▶ [PROBLEM DESCRIPTION]
Reproduce the listing below exactly. Pictures do not belong in the copy.

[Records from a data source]

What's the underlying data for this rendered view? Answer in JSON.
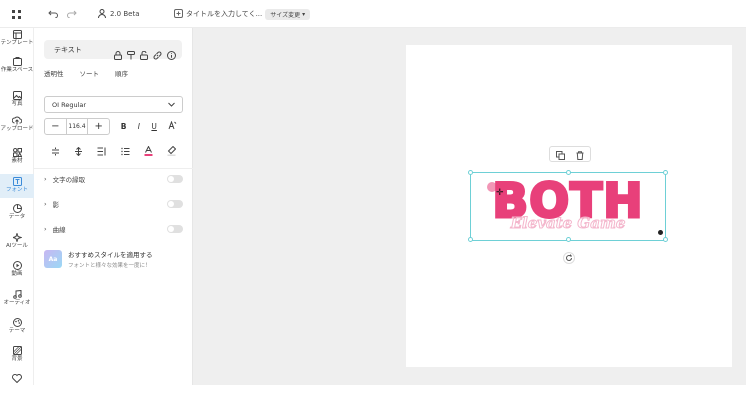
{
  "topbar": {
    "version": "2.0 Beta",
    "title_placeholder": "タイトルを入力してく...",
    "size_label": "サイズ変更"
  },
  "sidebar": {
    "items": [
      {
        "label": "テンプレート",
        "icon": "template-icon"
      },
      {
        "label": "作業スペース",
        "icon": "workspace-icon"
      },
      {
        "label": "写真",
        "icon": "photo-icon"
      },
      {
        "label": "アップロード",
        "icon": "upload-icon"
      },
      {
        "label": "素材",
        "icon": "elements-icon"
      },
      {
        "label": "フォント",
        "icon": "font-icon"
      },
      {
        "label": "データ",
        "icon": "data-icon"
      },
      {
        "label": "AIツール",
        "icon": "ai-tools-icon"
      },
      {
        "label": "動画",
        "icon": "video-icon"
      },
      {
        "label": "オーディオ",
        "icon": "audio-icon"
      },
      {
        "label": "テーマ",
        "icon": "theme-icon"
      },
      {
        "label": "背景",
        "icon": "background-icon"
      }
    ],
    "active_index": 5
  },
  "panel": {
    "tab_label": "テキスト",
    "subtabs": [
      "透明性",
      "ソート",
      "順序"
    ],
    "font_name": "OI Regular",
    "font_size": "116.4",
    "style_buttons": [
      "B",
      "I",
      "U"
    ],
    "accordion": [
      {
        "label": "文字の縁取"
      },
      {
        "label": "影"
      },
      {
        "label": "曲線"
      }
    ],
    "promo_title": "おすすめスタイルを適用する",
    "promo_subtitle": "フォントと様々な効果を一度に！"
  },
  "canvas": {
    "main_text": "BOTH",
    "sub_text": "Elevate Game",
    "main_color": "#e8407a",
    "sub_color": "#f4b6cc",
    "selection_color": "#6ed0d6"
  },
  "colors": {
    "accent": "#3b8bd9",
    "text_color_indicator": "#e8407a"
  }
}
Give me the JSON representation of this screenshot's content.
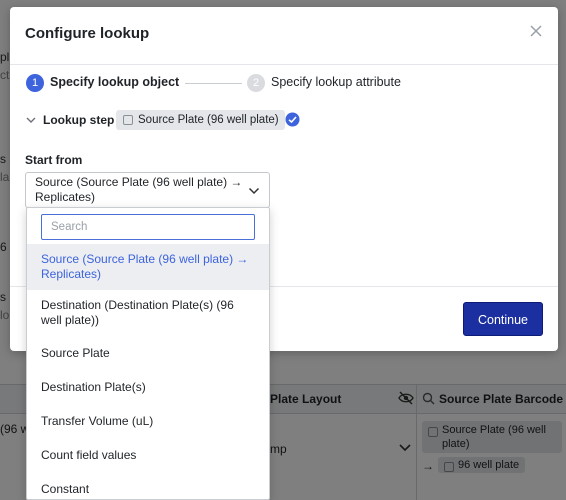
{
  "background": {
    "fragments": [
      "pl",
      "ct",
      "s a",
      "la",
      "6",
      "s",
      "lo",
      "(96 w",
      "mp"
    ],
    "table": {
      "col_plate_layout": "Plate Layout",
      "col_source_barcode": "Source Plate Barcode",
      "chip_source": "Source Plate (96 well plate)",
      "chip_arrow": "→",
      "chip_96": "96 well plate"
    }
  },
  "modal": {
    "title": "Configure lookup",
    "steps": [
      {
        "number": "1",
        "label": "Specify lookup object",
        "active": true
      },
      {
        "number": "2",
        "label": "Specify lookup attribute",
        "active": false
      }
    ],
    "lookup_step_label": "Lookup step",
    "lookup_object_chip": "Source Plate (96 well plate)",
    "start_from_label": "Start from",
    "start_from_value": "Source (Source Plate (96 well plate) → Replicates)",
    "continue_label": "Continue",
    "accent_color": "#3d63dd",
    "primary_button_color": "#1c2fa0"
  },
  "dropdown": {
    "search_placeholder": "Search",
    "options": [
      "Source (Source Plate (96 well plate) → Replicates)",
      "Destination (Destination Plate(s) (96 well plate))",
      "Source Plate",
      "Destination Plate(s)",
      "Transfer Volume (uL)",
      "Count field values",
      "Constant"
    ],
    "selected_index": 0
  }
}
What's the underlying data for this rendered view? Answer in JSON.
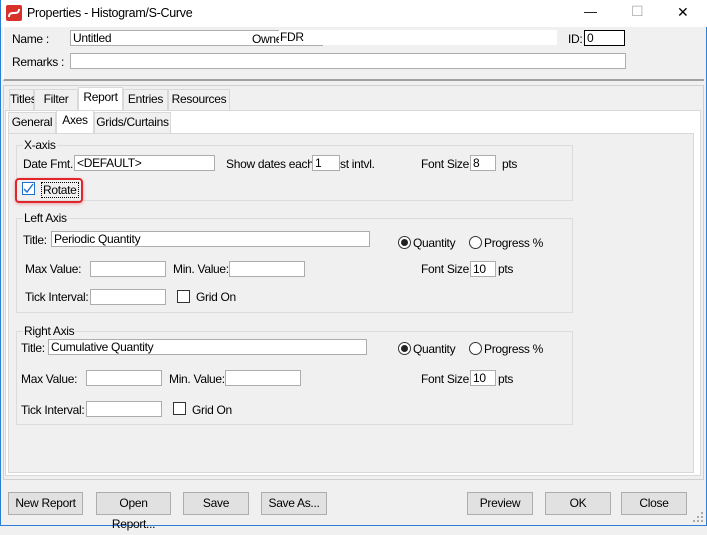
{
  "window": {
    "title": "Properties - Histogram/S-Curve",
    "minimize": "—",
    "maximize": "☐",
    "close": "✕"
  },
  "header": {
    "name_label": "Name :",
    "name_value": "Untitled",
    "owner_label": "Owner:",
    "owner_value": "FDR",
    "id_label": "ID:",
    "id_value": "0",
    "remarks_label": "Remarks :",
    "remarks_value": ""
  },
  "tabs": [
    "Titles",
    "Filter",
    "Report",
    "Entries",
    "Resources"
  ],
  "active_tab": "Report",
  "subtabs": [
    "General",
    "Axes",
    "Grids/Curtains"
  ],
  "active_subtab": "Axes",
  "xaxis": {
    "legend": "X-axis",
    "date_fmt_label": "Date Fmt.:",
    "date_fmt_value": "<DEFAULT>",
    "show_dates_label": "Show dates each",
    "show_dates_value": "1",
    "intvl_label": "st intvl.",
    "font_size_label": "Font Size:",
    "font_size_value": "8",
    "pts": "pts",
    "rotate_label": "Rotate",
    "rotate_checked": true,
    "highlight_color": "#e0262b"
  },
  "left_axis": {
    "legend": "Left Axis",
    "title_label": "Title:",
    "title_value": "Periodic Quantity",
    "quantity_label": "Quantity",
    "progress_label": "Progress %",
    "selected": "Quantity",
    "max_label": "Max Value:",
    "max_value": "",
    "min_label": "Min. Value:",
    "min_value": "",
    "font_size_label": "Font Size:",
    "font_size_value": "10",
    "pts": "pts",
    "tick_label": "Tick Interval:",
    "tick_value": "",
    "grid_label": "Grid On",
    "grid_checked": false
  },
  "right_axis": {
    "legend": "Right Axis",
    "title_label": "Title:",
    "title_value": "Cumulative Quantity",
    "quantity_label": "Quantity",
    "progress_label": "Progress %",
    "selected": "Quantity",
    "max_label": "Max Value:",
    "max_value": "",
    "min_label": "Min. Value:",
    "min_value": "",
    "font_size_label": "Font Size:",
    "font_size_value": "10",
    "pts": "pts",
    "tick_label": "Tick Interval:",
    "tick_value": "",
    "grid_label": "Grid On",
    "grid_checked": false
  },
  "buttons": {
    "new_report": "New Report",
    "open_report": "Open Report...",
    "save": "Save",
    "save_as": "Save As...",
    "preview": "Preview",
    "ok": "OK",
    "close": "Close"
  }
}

▶ [OUTPUT OF THE EXERCISE]
What's the underlying data for this rendered view? Answer in JSON.
{
  "topbar": {
    "version": "2.0 Beta",
    "title_placeholder": "タイトルを入力してく...",
    "size_label": "サイズ変更"
  },
  "sidebar": {
    "items": [
      {
        "label": "テンプレート",
        "icon": "template-icon"
      },
      {
        "label": "作業スペース",
        "icon": "workspace-icon"
      },
      {
        "label": "写真",
        "icon": "photo-icon"
      },
      {
        "label": "アップロード",
        "icon": "upload-icon"
      },
      {
        "label": "素材",
        "icon": "elements-icon"
      },
      {
        "label": "フォント",
        "icon": "font-icon"
      },
      {
        "label": "データ",
        "icon": "data-icon"
      },
      {
        "label": "AIツール",
        "icon": "ai-tools-icon"
      },
      {
        "label": "動画",
        "icon": "video-icon"
      },
      {
        "label": "オーディオ",
        "icon": "audio-icon"
      },
      {
        "label": "テーマ",
        "icon": "theme-icon"
      },
      {
        "label": "背景",
        "icon": "background-icon"
      }
    ],
    "active_index": 5
  },
  "panel": {
    "tab_label": "テキスト",
    "subtabs": [
      "透明性",
      "ソート",
      "順序"
    ],
    "font_name": "OI Regular",
    "font_size": "116.4",
    "style_buttons": [
      "B",
      "I",
      "U"
    ],
    "accordion": [
      {
        "label": "文字の縁取"
      },
      {
        "label": "影"
      },
      {
        "label": "曲線"
      }
    ],
    "promo_title": "おすすめスタイルを適用する",
    "promo_subtitle": "フォントと様々な効果を一度に！"
  },
  "canvas": {
    "main_text": "BOTH",
    "sub_text": "Elevate Game",
    "main_color": "#e8407a",
    "sub_color": "#f4b6cc",
    "selection_color": "#6ed0d6"
  },
  "colors": {
    "accent": "#3b8bd9",
    "text_color_indicator": "#e8407a"
  }
}
Give me the JSON representation of this screenshot's content.
{
  "background": {
    "fragments": [
      "pl",
      "ct",
      "s a",
      "la",
      "6",
      "s",
      "lo",
      "(96 w",
      "mp"
    ],
    "table": {
      "col_plate_layout": "Plate Layout",
      "col_source_barcode": "Source Plate Barcode",
      "chip_source": "Source Plate (96 well plate)",
      "chip_arrow": "→",
      "chip_96": "96 well plate"
    }
  },
  "modal": {
    "title": "Configure lookup",
    "steps": [
      {
        "number": "1",
        "label": "Specify lookup object",
        "active": true
      },
      {
        "number": "2",
        "label": "Specify lookup attribute",
        "active": false
      }
    ],
    "lookup_step_label": "Lookup step",
    "lookup_object_chip": "Source Plate (96 well plate)",
    "start_from_label": "Start from",
    "start_from_value": "Source (Source Plate (96 well plate) → Replicates)",
    "continue_label": "Continue",
    "accent_color": "#3d63dd",
    "primary_button_color": "#1c2fa0"
  },
  "dropdown": {
    "search_placeholder": "Search",
    "options": [
      "Source (Source Plate (96 well plate) → Replicates)",
      "Destination (Destination Plate(s) (96 well plate))",
      "Source Plate",
      "Destination Plate(s)",
      "Transfer Volume (uL)",
      "Count field values",
      "Constant"
    ],
    "selected_index": 0
  }
}
What's the underlying data for this rendered view? Answer in JSON.
{
  "window": {
    "title": "Properties - Histogram/S-Curve",
    "minimize": "—",
    "maximize": "☐",
    "close": "✕"
  },
  "header": {
    "name_label": "Name :",
    "name_value": "Untitled",
    "owner_label": "Owner:",
    "owner_value": "FDR",
    "id_label": "ID:",
    "id_value": "0",
    "remarks_label": "Remarks :",
    "remarks_value": ""
  },
  "tabs": [
    "Titles",
    "Filter",
    "Report",
    "Entries",
    "Resources"
  ],
  "active_tab": "Report",
  "subtabs": [
    "General",
    "Axes",
    "Grids/Curtains"
  ],
  "active_subtab": "Axes",
  "xaxis": {
    "legend": "X-axis",
    "date_fmt_label": "Date Fmt.:",
    "date_fmt_value": "<DEFAULT>",
    "show_dates_label": "Show dates each",
    "show_dates_value": "1",
    "intvl_label": "st intvl.",
    "font_size_label": "Font Size:",
    "font_size_value": "8",
    "pts": "pts",
    "rotate_label": "Rotate",
    "rotate_checked": true,
    "highlight_color": "#e0262b"
  },
  "left_axis": {
    "legend": "Left Axis",
    "title_label": "Title:",
    "title_value": "Periodic Quantity",
    "quantity_label": "Quantity",
    "progress_label": "Progress %",
    "selected": "Quantity",
    "max_label": "Max Value:",
    "max_value": "",
    "min_label": "Min. Value:",
    "min_value": "",
    "font_size_label": "Font Size:",
    "font_size_value": "10",
    "pts": "pts",
    "tick_label": "Tick Interval:",
    "tick_value": "",
    "grid_label": "Grid On",
    "grid_checked": false
  },
  "right_axis": {
    "legend": "Right Axis",
    "title_label": "Title:",
    "title_value": "Cumulative Quantity",
    "quantity_label": "Quantity",
    "progress_label": "Progress %",
    "selected": "Quantity",
    "max_label": "Max Value:",
    "max_value": "",
    "min_label": "Min. Value:",
    "min_value": "",
    "font_size_label": "Font Size:",
    "font_size_value": "10",
    "pts": "pts",
    "tick_label": "Tick Interval:",
    "tick_value": "",
    "grid_label": "Grid On",
    "grid_checked": false
  },
  "buttons": {
    "new_report": "New Report",
    "open_report": "Open Report...",
    "save": "Save",
    "save_as": "Save As...",
    "preview": "Preview",
    "ok": "OK",
    "close": "Close"
  }
}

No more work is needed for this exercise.